- What you need to do -
Write out each line in which the string "faith" is present.

- Provided material -
--------
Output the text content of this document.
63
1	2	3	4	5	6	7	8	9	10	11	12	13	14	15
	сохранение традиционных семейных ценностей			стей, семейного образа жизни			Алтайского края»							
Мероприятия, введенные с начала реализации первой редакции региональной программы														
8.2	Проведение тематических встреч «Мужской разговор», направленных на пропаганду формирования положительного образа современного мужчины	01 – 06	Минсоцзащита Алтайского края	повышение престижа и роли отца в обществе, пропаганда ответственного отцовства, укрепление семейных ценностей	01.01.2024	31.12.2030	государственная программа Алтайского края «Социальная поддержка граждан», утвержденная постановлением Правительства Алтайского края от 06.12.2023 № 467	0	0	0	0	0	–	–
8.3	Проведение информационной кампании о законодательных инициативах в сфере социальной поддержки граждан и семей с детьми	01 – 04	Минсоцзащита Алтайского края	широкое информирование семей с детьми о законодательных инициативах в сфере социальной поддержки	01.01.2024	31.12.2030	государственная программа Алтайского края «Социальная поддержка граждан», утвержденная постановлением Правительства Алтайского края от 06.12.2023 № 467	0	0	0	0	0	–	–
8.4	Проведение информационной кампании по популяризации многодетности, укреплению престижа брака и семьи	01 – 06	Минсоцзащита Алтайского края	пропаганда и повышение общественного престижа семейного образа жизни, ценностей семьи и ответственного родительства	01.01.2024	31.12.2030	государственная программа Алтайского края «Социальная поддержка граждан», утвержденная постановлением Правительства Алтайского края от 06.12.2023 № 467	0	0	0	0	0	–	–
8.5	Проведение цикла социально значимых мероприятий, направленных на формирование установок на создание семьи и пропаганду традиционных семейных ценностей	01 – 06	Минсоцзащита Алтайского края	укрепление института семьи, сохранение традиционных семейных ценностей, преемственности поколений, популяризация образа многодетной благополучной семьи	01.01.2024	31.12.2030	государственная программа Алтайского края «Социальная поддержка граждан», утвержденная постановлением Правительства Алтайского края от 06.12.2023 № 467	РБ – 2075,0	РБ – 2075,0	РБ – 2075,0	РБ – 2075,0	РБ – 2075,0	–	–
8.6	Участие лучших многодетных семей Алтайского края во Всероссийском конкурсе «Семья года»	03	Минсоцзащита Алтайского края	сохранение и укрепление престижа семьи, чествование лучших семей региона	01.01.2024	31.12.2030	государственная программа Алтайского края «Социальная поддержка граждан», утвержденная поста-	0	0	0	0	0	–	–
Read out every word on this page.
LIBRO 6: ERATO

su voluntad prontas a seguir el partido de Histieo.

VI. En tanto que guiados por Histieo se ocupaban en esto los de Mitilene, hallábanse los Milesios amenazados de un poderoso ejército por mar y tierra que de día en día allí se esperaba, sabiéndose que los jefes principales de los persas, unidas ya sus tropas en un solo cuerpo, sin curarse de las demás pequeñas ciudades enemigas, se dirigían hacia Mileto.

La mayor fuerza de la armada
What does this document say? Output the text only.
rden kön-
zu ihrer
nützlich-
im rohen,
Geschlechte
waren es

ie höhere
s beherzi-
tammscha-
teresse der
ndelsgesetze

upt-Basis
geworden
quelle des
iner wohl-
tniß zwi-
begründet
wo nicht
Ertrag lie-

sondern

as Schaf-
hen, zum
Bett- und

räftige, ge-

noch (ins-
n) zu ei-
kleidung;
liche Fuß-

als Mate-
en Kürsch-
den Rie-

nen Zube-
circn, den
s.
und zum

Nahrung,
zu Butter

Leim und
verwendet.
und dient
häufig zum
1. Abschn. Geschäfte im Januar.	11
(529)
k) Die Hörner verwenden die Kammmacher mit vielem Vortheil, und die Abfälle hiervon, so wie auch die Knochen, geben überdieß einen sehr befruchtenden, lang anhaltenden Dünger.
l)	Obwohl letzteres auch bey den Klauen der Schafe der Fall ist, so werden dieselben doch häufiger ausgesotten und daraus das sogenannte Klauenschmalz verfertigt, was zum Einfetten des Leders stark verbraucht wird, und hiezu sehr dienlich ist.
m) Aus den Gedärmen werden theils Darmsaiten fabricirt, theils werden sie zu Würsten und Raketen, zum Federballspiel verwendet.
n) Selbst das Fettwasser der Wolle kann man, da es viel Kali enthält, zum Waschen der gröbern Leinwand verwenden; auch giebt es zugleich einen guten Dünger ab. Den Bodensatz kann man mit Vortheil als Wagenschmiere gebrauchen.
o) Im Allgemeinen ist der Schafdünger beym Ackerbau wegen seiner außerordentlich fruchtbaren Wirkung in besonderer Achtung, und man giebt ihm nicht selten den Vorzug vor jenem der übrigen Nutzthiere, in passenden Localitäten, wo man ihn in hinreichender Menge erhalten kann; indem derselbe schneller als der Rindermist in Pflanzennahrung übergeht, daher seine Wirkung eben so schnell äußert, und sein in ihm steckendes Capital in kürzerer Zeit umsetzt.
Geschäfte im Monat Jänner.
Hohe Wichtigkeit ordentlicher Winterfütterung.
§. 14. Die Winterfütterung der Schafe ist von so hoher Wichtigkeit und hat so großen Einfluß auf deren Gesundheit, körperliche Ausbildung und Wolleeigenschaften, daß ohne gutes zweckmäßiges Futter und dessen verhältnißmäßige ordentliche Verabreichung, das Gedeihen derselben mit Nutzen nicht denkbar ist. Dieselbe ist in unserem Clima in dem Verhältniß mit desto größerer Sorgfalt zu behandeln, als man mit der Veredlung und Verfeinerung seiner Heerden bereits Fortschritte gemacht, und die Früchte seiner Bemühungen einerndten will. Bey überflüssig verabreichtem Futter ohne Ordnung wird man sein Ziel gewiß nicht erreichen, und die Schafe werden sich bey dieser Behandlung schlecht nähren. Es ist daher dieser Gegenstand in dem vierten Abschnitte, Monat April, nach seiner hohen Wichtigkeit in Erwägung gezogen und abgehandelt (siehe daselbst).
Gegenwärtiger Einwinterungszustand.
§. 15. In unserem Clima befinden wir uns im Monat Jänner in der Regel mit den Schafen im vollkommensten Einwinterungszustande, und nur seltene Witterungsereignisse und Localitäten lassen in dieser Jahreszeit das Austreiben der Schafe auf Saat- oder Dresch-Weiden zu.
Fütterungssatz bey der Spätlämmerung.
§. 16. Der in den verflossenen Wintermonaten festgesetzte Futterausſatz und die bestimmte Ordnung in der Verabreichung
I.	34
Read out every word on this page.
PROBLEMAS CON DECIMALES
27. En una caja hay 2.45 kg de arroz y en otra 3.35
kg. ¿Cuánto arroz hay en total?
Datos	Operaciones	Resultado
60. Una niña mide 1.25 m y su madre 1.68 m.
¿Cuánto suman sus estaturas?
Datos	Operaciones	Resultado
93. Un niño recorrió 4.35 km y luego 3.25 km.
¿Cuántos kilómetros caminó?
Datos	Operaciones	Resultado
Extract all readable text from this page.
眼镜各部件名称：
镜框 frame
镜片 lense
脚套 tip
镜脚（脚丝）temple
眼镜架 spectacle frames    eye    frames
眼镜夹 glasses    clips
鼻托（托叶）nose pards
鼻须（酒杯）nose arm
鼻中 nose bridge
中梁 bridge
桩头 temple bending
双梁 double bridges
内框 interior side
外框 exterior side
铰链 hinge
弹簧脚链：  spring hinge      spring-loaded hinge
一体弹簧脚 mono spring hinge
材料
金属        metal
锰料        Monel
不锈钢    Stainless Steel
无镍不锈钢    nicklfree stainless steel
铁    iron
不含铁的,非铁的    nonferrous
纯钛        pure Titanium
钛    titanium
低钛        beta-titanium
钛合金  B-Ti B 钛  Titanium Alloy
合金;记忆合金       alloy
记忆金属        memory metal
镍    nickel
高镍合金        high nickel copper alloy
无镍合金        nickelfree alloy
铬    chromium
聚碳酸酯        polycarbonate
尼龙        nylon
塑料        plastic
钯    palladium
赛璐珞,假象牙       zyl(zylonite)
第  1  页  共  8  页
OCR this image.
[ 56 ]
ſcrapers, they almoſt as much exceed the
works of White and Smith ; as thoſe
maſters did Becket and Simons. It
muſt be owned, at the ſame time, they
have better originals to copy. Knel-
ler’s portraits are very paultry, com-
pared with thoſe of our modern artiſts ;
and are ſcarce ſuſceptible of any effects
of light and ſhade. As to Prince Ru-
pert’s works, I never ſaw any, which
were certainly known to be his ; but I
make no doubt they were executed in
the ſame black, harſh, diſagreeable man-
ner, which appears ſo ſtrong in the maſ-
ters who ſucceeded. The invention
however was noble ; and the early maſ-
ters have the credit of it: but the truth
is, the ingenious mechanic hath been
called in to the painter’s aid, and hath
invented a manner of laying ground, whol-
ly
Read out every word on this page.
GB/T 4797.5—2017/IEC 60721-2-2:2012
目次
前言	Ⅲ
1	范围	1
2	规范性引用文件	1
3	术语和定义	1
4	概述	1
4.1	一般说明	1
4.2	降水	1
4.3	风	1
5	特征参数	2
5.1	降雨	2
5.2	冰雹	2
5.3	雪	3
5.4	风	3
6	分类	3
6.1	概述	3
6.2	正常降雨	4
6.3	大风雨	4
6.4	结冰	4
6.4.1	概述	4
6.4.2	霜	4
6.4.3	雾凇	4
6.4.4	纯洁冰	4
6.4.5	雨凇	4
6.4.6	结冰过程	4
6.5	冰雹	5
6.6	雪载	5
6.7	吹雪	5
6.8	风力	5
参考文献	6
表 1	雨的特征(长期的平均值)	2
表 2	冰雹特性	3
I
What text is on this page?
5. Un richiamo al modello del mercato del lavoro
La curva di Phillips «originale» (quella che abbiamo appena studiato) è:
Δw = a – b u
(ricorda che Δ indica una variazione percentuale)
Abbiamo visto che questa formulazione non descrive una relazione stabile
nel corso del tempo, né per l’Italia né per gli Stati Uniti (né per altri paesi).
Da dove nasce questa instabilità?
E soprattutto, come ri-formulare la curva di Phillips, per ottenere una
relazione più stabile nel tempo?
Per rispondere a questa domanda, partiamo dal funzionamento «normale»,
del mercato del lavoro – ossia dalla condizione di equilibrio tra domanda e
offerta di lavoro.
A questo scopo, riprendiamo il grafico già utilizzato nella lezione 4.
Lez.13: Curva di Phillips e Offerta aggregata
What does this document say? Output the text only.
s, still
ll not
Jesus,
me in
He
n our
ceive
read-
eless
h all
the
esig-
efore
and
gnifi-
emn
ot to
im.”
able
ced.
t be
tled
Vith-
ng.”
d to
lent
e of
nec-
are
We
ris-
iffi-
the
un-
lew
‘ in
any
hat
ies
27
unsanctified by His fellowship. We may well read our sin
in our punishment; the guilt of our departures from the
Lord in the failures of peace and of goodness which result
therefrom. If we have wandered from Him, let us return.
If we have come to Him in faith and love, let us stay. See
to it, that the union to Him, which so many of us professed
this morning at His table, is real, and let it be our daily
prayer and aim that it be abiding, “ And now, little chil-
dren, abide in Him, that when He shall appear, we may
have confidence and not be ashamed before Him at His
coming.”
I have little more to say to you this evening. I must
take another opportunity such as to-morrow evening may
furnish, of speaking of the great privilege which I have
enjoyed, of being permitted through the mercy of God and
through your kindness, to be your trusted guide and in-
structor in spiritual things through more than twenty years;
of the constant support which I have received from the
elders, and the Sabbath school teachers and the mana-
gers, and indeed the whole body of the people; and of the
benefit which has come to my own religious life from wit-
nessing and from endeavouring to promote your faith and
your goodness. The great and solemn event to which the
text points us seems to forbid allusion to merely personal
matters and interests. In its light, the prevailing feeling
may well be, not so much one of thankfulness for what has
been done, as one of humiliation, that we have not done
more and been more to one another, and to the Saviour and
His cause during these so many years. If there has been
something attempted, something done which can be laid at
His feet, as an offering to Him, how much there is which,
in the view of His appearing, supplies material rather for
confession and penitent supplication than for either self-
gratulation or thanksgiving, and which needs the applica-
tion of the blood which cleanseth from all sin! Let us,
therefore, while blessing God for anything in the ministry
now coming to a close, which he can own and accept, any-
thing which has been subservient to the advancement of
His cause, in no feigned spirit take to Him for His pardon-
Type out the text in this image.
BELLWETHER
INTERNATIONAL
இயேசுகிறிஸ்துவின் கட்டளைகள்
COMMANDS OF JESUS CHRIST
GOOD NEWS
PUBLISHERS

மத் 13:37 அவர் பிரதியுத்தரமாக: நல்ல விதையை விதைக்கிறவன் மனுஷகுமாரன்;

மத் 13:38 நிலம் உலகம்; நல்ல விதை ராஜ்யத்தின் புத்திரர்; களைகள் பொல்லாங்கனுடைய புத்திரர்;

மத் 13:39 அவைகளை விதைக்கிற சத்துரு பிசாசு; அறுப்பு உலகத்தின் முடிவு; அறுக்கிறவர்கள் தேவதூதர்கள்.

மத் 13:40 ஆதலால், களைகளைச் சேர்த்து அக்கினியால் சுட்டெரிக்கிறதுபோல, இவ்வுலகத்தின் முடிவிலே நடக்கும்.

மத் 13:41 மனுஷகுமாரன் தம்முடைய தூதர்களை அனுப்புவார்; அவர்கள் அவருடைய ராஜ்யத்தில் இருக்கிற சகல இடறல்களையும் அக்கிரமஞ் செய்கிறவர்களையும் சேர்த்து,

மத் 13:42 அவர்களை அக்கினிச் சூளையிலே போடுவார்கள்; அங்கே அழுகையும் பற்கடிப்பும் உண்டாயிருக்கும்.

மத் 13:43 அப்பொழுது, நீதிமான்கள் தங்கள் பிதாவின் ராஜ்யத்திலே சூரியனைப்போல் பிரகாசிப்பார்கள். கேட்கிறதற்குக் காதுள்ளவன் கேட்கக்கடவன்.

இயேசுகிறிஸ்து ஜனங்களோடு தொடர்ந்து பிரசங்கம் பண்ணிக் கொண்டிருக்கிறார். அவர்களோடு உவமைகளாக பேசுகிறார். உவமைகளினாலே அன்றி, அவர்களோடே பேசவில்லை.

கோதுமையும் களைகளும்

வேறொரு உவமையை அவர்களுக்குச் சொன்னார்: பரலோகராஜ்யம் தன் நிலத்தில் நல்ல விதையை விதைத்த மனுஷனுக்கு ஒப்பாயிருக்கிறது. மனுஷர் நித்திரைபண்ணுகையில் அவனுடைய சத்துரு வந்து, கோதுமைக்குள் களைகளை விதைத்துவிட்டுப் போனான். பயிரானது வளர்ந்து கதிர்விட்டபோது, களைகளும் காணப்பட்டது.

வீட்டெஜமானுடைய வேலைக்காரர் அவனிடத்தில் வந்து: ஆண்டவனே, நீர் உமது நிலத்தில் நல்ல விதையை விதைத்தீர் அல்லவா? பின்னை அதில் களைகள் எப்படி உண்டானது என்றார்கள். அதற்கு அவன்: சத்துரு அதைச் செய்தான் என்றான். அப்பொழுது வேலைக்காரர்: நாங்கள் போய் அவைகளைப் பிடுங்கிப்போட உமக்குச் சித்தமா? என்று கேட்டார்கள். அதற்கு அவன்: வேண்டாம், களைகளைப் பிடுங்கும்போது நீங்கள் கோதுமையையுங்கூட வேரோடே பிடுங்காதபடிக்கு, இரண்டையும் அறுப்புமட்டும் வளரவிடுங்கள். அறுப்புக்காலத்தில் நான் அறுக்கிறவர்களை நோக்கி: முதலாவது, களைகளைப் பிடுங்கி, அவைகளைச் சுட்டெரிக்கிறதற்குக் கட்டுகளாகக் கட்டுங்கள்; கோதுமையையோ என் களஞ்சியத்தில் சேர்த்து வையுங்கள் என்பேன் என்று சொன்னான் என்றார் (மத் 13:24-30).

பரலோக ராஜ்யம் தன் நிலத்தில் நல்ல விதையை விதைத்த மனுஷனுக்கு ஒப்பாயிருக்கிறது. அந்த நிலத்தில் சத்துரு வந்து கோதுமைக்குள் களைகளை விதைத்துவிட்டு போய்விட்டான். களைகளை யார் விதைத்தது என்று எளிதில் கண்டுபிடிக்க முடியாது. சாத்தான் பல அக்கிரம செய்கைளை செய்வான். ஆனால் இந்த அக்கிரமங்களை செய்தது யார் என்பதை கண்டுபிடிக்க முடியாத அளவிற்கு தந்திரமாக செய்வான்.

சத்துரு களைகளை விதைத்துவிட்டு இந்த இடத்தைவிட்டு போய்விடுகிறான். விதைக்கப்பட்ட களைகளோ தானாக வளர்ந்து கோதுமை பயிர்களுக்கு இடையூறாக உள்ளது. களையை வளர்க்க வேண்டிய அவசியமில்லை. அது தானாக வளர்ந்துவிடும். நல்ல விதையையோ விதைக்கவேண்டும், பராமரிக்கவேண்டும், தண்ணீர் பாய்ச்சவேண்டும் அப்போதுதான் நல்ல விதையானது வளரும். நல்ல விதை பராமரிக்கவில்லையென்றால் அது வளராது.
--------
- Full response -
If we have come to Him in faith and love, let us stay. See
nessing and from endeavouring to promote your faith and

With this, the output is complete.